● **Job**
Extract all lines that hold "here" from the records below.

==========

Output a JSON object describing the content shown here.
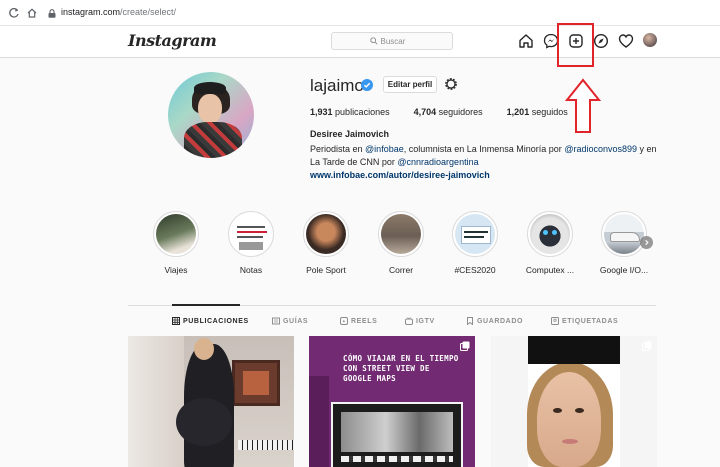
{
  "browser": {
    "url_host": "instagram.com",
    "url_path": "/create/select/"
  },
  "header": {
    "logo": "Instagram",
    "search_placeholder": "Buscar"
  },
  "profile": {
    "username": "lajaimo",
    "edit_button": "Editar perfil",
    "stats": {
      "posts_count": "1,931",
      "posts_label": "publicaciones",
      "followers_count": "4,704",
      "followers_label": "seguidores",
      "following_count": "1,201",
      "following_label": "seguidos"
    },
    "full_name": "Desiree Jaimovich",
    "bio": {
      "part1": "Periodista en ",
      "mention1": "@infobae",
      "part2": ", columnista en La Inmensa Minoría por ",
      "mention2": "@radioconvos899",
      "part3": " y en La Tarde de CNN por ",
      "mention3": "@cnnradioargentina"
    },
    "link": "www.infobae.com/autor/desiree-jaimovich"
  },
  "highlights": [
    {
      "label": "Viajes"
    },
    {
      "label": "Notas"
    },
    {
      "label": "Pole Sport"
    },
    {
      "label": "Correr"
    },
    {
      "label": "#CES2020"
    },
    {
      "label": "Computex ..."
    },
    {
      "label": "Google I/O..."
    }
  ],
  "tabs": [
    {
      "label": "PUBLICACIONES"
    },
    {
      "label": "GUÍAS"
    },
    {
      "label": "REELS"
    },
    {
      "label": "IGTV"
    },
    {
      "label": "GUARDADO"
    },
    {
      "label": "ETIQUETADAS"
    }
  ],
  "posts": {
    "post2_title": "CÓMO VIAJAR EN EL TIEMPO CON STREET VIEW DE GOOGLE MAPS"
  },
  "colors": {
    "annotation_red": "#e0242a",
    "link_blue": "#00376b",
    "verified_blue": "#3897f0"
  }
}
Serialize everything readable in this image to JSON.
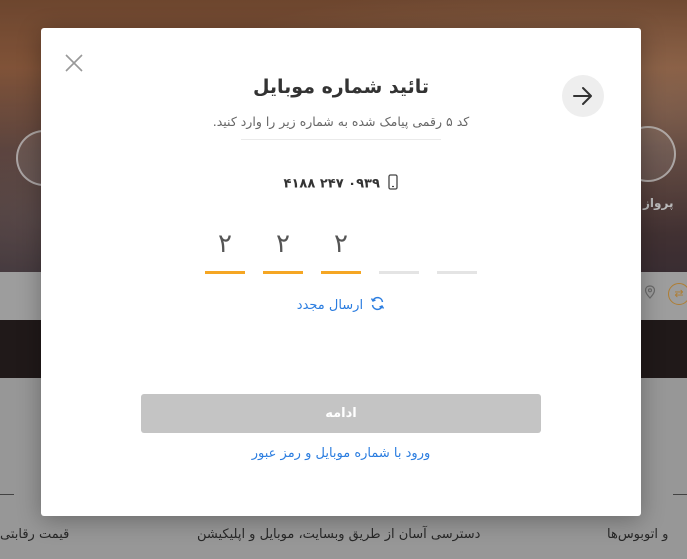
{
  "modal": {
    "title": "تائید شماره موبایل",
    "subtitle": "کد ۵ رقمی پیامک شده به شماره زیر را وارد کنید.",
    "phone_number": "۰۹۳۹ ۲۴۷ ۴۱۸۸",
    "code_digits": [
      "۲",
      "۲",
      "۲",
      "",
      ""
    ],
    "resend_label": "ارسال مجدد",
    "continue_label": "ادامه",
    "alt_login_label": "ورود با شماره موبایل و رمز عبور",
    "accent_color": "#f5a623",
    "link_color": "#2b7de0"
  },
  "background": {
    "service_label_right": "پرواز",
    "footer_left": "قیمت رقابتی",
    "footer_center": "دسترسی آسان از طریق وبسایت، موبایل و اپلیکیشن",
    "footer_right": "و اتوبوس‌ها"
  }
}
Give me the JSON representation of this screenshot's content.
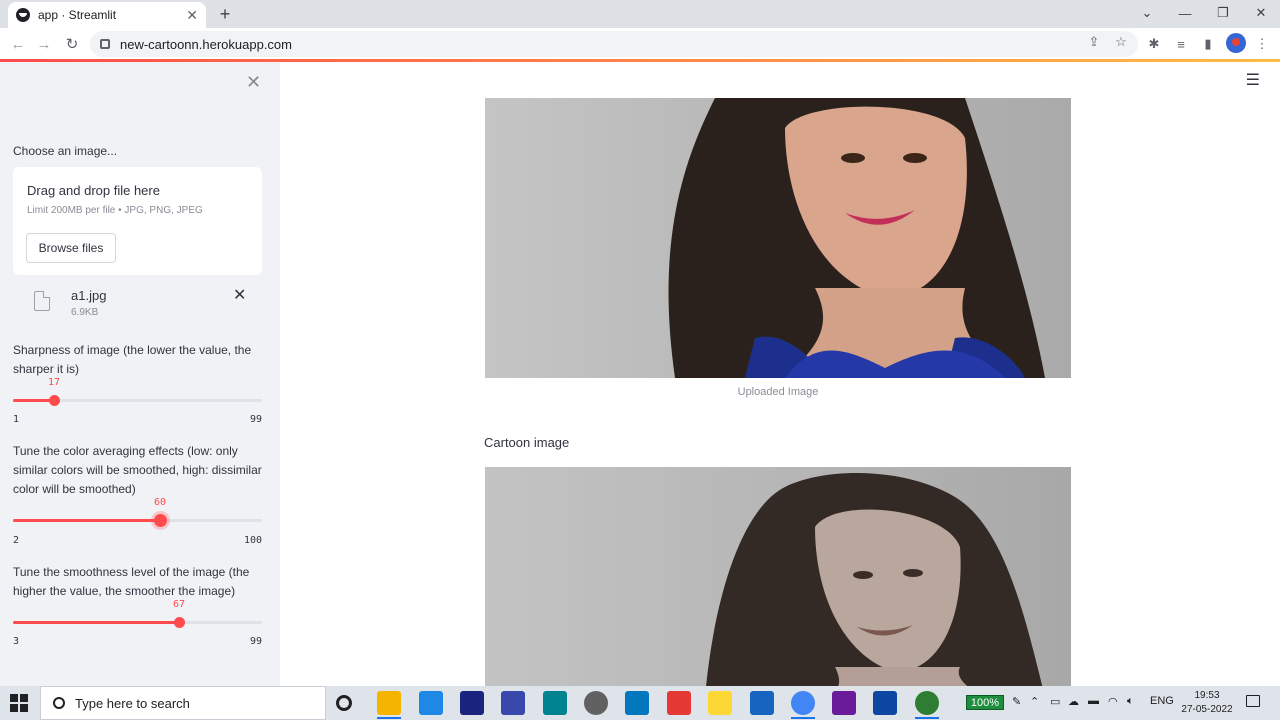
{
  "browser": {
    "tab_title": "app · Streamlit",
    "url": "new-cartoonn.herokuapp.com",
    "new_tab_label": "+",
    "tab_close": "✕"
  },
  "sidebar": {
    "close_label": "✕",
    "uploader_label": "Choose an image...",
    "dropzone_text": "Drag and drop file here",
    "limit_text": "Limit 200MB per file • JPG, PNG, JPEG",
    "browse_label": "Browse files",
    "file": {
      "name": "a1.jpg",
      "size": "6.9KB"
    },
    "sliders": [
      {
        "label": "Sharpness of image (the lower the value, the sharper it is)",
        "value": 17,
        "min": 1,
        "max": 99
      },
      {
        "label": "Tune the color averaging effects (low: only similar colors will be smoothed, high: dissimilar color will be smoothed)",
        "value": 60,
        "min": 2,
        "max": 100
      },
      {
        "label": "Tune the smoothness level of the image (the higher the value, the smoother the image)",
        "value": 67,
        "min": 3,
        "max": 99
      }
    ]
  },
  "main": {
    "menu_icon": "☰",
    "uploaded_caption": "Uploaded Image",
    "cartoon_title": "Cartoon image"
  },
  "taskbar": {
    "search_placeholder": "Type here to search",
    "battery": "100%",
    "language": "ENG",
    "time": "19:53",
    "date": "27-05-2022",
    "accent": "#ff4b4b"
  }
}
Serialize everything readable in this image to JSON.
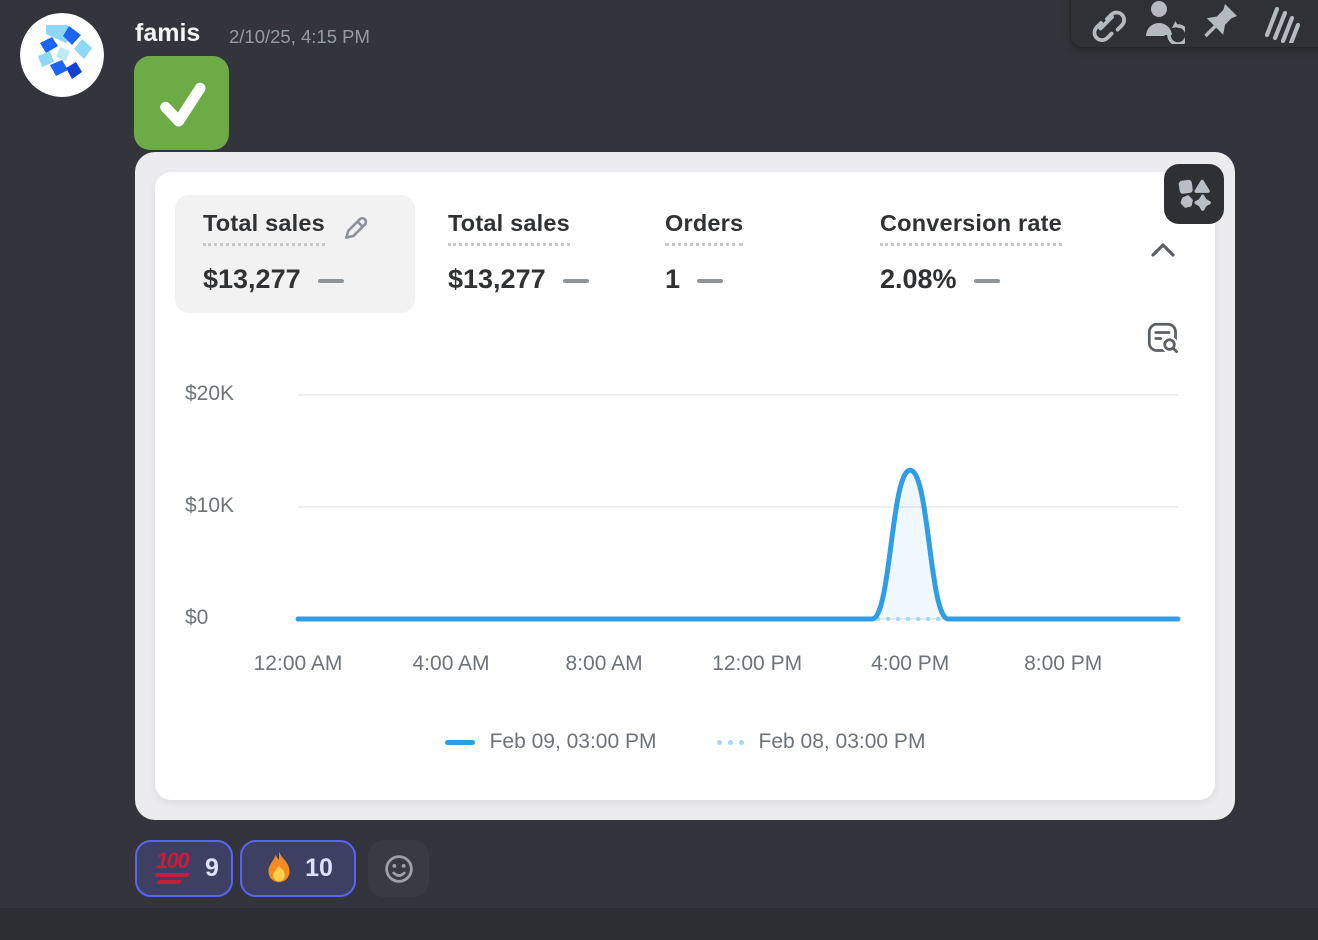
{
  "colors": {
    "accent_blurple": "#5865f2",
    "chart_line_blue": "#2f9ee4",
    "chart_compare_blue": "#a6d7f5",
    "emoji_green": "#6cab46",
    "card_bg": "#ffffff",
    "embed_bg": "#ececee"
  },
  "message": {
    "author": "famis",
    "timestamp": "2/10/25, 4:15 PM",
    "content_emoji": "white-check-mark"
  },
  "toolbar": {
    "icons": [
      "link",
      "history-person",
      "pin",
      "swipe-lines",
      "smiley"
    ]
  },
  "dashboard": {
    "metrics": [
      {
        "label": "Total sales",
        "value": "$13,277",
        "selected": true,
        "editable": true
      },
      {
        "label": "Total sales",
        "value": "$13,277",
        "selected": false
      },
      {
        "label": "Orders",
        "value": "1",
        "selected": false
      },
      {
        "label": "Conversion rate",
        "value": "2.08%",
        "selected": false
      }
    ]
  },
  "chart_data": {
    "type": "line",
    "title": "",
    "xlabel": "",
    "ylabel": "",
    "ylim": [
      0,
      20000
    ],
    "x_hours_domain": [
      0,
      23
    ],
    "grid": "horizontal",
    "legend_position": "bottom",
    "y_ticks": [
      {
        "label": "$20K",
        "value": 20000
      },
      {
        "label": "$10K",
        "value": 10000
      },
      {
        "label": "$0",
        "value": 0
      }
    ],
    "x_ticks": [
      {
        "label": "12:00 AM",
        "hour": 0
      },
      {
        "label": "4:00 AM",
        "hour": 4
      },
      {
        "label": "8:00 AM",
        "hour": 8
      },
      {
        "label": "12:00 PM",
        "hour": 12
      },
      {
        "label": "4:00 PM",
        "hour": 16
      },
      {
        "label": "8:00 PM",
        "hour": 20
      }
    ],
    "series": [
      {
        "name": "Feb 09, 03:00 PM",
        "style": "solid",
        "color": "#2f9ee4",
        "points": [
          [
            0,
            0
          ],
          [
            1,
            0
          ],
          [
            2,
            0
          ],
          [
            3,
            0
          ],
          [
            4,
            0
          ],
          [
            5,
            0
          ],
          [
            6,
            0
          ],
          [
            7,
            0
          ],
          [
            8,
            0
          ],
          [
            9,
            0
          ],
          [
            10,
            0
          ],
          [
            11,
            0
          ],
          [
            12,
            0
          ],
          [
            13,
            0
          ],
          [
            14,
            0
          ],
          [
            15,
            0
          ],
          [
            16,
            13277
          ],
          [
            17,
            0
          ],
          [
            18,
            0
          ],
          [
            19,
            0
          ],
          [
            20,
            0
          ],
          [
            21,
            0
          ],
          [
            22,
            0
          ],
          [
            23,
            0
          ]
        ]
      },
      {
        "name": "Feb 08, 03:00 PM",
        "style": "dotted",
        "color": "#a6d7f5",
        "points": [
          [
            0,
            0
          ],
          [
            23,
            0
          ]
        ]
      }
    ]
  },
  "reactions": [
    {
      "emoji": "100",
      "count": "9",
      "reacted": true
    },
    {
      "emoji": "fire",
      "count": "10",
      "reacted": true
    }
  ]
}
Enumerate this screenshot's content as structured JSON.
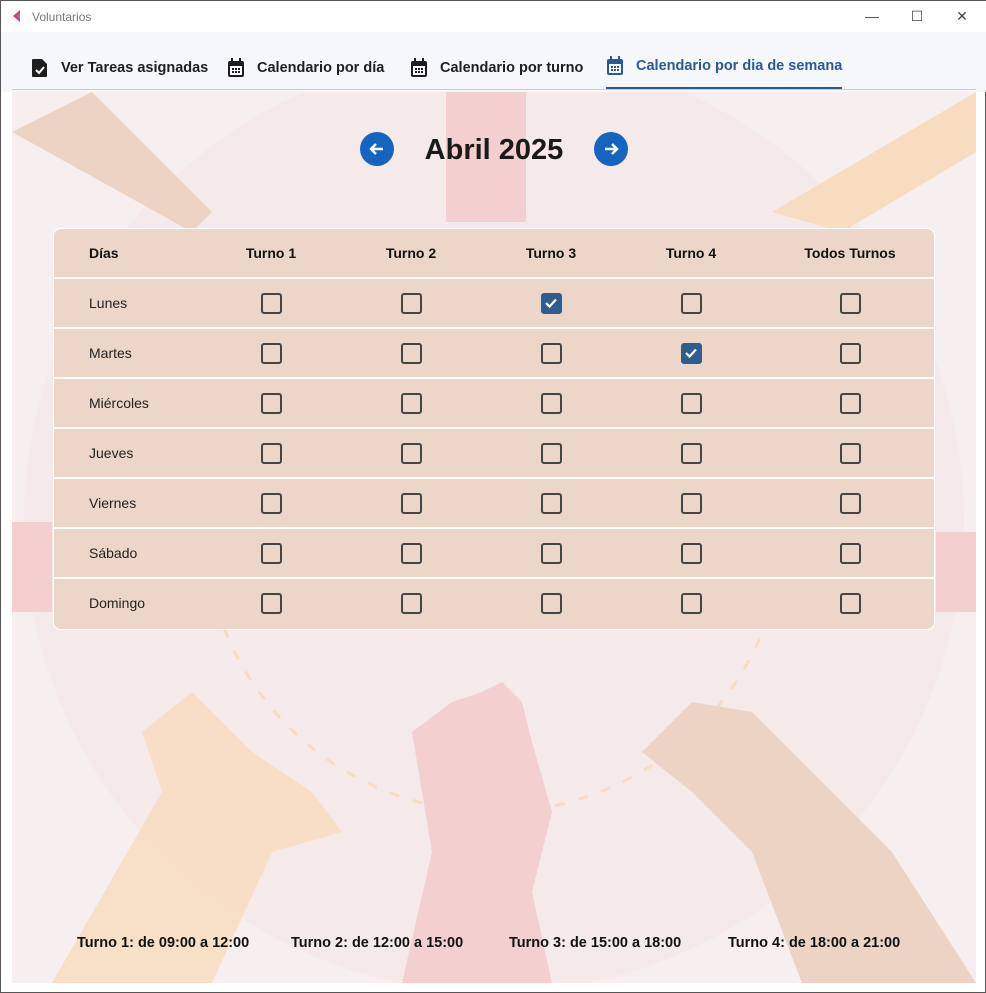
{
  "window": {
    "title": "Voluntarios"
  },
  "tabs": [
    {
      "label": "Ver Tareas asignadas",
      "icon": "file-check-icon",
      "active": false
    },
    {
      "label": "Calendario por día",
      "icon": "calendar-icon",
      "active": false
    },
    {
      "label": "Calendario por turno",
      "icon": "calendar-icon",
      "active": false
    },
    {
      "label": "Calendario por dia de semana",
      "icon": "calendar-icon",
      "active": true
    }
  ],
  "header": {
    "month": "Abril 2025",
    "prev": "arrow-left-icon",
    "next": "arrow-right-icon"
  },
  "table": {
    "columns": [
      "Días",
      "Turno 1",
      "Turno 2",
      "Turno 3",
      "Turno 4",
      "Todos Turnos"
    ],
    "rows": [
      {
        "day": "Lunes",
        "checks": [
          false,
          false,
          true,
          false,
          false
        ]
      },
      {
        "day": "Martes",
        "checks": [
          false,
          false,
          false,
          true,
          false
        ]
      },
      {
        "day": "Miércoles",
        "checks": [
          false,
          false,
          false,
          false,
          false
        ]
      },
      {
        "day": "Jueves",
        "checks": [
          false,
          false,
          false,
          false,
          false
        ]
      },
      {
        "day": "Viernes",
        "checks": [
          false,
          false,
          false,
          false,
          false
        ]
      },
      {
        "day": "Sábado",
        "checks": [
          false,
          false,
          false,
          false,
          false
        ]
      },
      {
        "day": "Domingo",
        "checks": [
          false,
          false,
          false,
          false,
          false
        ]
      }
    ]
  },
  "footer": [
    "Turno 1: de 09:00 a 12:00",
    "Turno 2: de 12:00 a 15:00",
    "Turno 3: de 15:00 a 18:00",
    "Turno 4: de 18:00 a 21:00"
  ],
  "colors": {
    "accent": "#2a5a96",
    "arrow": "#1565c0",
    "table_bg": "#ecd6c9",
    "checked": "#2f5d90"
  }
}
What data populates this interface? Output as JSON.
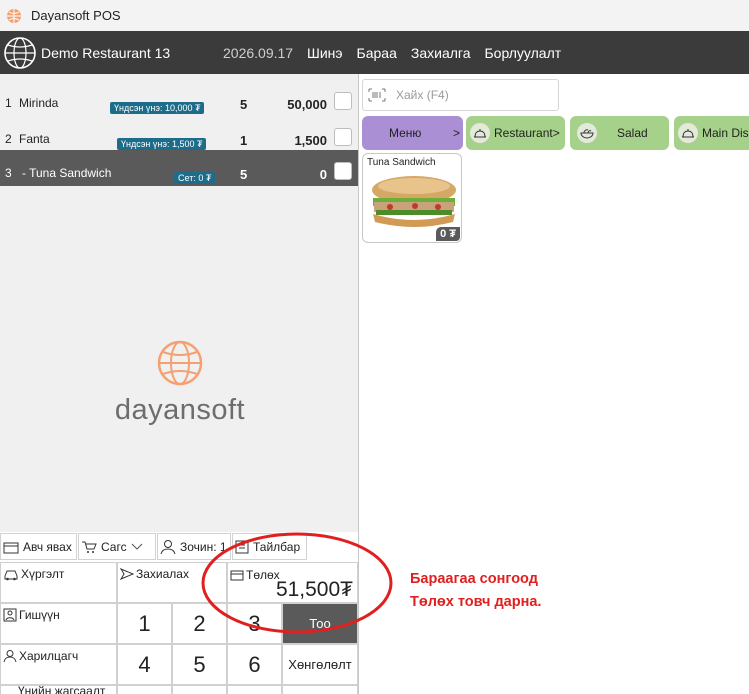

==========

● **Solution for this problem**
Output a JSON object describing the content shown here.
    "dropzone_text": "Drag and drop file here",
    "search_placeholder": "Type here to search",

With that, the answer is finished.